### Objective
Read the records and gather each line that includes "this".

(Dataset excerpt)

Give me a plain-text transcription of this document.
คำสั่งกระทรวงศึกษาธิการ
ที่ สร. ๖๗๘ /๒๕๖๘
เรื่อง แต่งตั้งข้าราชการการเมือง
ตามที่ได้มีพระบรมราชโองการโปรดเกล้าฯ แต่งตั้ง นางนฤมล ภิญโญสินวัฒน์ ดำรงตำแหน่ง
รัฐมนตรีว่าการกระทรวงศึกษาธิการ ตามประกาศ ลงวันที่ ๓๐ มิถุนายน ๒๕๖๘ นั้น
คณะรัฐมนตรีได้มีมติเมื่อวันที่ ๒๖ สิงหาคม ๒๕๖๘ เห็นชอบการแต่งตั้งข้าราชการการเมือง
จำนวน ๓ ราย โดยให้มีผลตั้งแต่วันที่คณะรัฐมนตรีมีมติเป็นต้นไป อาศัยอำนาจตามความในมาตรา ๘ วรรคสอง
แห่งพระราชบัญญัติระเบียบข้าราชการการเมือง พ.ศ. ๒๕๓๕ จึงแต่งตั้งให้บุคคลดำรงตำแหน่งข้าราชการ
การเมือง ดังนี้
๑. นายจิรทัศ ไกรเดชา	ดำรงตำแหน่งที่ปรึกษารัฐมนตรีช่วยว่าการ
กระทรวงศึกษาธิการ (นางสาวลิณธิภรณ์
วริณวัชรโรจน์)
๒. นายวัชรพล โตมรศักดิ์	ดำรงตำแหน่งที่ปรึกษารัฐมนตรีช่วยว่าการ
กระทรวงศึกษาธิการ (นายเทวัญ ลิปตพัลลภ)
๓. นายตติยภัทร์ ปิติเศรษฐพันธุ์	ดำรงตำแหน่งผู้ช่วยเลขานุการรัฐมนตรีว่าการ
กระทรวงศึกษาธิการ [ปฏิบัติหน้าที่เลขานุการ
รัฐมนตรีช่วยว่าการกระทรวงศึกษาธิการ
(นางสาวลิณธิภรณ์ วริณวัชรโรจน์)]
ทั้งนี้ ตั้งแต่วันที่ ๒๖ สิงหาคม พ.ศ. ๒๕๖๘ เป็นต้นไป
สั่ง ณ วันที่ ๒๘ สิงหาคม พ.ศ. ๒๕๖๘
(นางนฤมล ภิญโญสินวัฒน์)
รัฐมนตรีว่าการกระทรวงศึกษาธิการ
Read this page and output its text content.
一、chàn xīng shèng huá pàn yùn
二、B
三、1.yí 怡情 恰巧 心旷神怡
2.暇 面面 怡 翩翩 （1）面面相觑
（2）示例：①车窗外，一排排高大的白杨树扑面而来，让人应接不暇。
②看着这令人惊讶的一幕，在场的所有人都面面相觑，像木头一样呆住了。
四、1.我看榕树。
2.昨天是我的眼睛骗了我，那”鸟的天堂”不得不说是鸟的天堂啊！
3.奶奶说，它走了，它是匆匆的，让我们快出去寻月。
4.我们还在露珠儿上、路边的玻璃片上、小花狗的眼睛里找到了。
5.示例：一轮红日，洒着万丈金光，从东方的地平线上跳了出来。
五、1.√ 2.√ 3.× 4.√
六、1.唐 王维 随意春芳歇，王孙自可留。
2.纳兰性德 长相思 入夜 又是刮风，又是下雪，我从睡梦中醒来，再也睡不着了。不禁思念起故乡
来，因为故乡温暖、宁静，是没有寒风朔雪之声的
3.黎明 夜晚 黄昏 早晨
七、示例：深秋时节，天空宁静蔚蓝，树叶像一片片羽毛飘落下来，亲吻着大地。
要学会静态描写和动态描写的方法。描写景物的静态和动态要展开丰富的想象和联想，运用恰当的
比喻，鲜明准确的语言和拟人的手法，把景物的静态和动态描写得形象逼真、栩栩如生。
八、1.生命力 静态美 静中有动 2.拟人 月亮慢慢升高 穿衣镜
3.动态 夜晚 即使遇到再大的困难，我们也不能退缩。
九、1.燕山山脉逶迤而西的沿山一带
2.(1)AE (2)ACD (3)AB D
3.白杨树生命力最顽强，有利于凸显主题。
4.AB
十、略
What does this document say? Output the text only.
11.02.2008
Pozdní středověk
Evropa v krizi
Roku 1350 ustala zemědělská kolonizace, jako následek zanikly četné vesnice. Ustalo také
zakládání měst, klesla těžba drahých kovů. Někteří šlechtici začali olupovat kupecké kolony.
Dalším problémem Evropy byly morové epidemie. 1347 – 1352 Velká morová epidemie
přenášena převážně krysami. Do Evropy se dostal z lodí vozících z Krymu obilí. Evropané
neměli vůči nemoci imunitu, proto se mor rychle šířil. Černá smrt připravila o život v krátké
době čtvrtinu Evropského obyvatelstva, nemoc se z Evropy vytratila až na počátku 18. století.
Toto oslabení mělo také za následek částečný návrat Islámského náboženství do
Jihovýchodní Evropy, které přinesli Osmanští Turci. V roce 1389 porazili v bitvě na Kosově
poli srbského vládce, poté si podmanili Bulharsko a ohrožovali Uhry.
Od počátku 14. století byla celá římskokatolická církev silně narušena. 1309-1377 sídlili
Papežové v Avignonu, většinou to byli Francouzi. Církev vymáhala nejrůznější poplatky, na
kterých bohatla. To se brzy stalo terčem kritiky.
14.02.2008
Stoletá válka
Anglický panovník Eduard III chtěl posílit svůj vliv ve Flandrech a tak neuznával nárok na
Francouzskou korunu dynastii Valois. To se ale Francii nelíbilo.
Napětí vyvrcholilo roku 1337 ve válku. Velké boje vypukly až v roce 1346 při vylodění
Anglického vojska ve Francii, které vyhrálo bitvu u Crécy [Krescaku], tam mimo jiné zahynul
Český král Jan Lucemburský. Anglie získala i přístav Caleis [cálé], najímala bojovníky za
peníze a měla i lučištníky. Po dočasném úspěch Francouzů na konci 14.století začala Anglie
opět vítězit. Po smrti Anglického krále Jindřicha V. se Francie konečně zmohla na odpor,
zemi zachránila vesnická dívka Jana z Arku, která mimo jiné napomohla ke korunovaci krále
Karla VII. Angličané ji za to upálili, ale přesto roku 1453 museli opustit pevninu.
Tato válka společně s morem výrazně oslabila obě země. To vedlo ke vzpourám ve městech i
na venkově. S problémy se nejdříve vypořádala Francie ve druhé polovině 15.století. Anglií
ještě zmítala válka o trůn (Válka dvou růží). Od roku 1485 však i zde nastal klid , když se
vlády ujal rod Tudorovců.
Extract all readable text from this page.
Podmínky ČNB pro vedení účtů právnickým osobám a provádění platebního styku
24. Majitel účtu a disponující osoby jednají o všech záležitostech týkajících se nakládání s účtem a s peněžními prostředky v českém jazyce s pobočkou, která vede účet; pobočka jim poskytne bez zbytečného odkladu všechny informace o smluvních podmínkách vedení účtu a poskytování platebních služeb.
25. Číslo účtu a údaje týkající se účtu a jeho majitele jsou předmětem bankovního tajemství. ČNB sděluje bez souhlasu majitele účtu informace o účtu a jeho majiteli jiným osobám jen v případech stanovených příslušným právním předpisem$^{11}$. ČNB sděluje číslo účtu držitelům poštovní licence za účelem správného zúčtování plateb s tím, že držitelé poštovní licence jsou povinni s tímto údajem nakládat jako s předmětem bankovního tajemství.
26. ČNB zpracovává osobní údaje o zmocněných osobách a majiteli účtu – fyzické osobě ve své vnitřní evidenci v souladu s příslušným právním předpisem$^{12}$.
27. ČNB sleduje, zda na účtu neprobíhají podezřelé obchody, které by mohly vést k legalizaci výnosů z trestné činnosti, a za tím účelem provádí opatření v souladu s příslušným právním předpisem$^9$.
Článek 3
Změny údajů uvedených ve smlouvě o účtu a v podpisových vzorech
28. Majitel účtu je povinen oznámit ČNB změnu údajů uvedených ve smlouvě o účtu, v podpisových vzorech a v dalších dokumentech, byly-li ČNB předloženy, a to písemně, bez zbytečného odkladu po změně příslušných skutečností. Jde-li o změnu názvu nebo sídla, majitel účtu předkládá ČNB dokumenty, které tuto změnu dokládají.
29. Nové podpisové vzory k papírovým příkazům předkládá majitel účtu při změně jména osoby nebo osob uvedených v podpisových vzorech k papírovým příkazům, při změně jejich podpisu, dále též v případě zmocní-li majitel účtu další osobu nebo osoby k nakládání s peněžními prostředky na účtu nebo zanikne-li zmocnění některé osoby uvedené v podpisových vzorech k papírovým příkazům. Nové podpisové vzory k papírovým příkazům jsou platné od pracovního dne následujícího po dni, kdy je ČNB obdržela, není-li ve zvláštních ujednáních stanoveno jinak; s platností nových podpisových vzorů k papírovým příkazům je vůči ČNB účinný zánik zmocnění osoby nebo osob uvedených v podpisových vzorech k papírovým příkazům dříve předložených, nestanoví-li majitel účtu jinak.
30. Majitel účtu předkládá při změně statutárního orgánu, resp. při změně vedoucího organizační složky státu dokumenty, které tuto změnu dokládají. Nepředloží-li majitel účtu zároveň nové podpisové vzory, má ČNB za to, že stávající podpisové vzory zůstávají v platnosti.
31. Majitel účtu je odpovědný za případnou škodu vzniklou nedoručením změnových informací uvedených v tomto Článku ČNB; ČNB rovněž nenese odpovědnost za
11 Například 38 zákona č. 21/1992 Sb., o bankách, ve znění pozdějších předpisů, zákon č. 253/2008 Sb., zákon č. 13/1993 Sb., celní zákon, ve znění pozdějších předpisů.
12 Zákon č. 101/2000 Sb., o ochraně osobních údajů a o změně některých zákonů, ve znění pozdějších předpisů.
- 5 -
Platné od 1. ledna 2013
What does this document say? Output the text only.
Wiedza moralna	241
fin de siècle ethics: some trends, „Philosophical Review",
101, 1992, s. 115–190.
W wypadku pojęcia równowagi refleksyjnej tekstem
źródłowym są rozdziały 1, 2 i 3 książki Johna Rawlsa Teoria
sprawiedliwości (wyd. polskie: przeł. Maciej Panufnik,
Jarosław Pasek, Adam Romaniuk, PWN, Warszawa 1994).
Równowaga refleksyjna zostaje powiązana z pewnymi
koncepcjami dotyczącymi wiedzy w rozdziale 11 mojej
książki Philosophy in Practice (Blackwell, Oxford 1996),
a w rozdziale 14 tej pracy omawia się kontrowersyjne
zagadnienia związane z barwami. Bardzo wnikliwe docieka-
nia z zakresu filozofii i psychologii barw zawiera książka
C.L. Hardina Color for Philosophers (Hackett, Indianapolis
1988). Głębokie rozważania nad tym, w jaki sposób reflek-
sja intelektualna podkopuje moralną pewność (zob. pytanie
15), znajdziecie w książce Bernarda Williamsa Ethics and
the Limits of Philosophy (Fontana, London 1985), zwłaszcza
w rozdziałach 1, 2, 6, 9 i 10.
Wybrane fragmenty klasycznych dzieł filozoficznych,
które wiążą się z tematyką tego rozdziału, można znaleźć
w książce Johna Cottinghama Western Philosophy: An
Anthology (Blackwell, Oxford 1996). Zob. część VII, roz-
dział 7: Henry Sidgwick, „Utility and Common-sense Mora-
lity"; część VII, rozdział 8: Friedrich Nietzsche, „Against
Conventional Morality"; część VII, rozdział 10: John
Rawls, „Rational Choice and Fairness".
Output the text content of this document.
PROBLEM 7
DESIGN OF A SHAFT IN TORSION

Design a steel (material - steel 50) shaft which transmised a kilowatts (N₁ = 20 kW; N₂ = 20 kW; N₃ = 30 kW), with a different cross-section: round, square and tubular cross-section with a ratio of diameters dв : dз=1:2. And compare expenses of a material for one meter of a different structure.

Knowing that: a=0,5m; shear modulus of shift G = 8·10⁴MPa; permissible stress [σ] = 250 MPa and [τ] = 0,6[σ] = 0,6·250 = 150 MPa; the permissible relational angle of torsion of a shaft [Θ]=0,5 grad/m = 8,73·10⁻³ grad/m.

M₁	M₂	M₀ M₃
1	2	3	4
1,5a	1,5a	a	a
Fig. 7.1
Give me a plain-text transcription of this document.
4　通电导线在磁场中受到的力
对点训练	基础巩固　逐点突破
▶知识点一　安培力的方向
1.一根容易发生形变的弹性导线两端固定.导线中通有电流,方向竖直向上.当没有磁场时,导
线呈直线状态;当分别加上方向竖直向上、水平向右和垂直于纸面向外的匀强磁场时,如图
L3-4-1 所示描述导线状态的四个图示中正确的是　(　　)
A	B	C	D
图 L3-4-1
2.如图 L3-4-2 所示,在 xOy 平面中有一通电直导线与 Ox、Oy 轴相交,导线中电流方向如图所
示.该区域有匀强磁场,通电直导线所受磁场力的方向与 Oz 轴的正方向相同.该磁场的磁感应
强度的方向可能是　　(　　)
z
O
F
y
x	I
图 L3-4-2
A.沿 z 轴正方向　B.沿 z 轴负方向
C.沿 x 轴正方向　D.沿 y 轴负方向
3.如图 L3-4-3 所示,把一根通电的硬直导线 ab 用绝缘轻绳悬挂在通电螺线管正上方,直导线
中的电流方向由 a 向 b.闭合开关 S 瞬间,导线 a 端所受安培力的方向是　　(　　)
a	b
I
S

### Task response
Give me a plain-text transcription of this document.
Read this page and output its text content.
What does this document say? Output the text only.
Extract all readable text from this page.
What does this document say? Output the text only.
Output the text content of this document.
Give me a plain-text transcription of this document.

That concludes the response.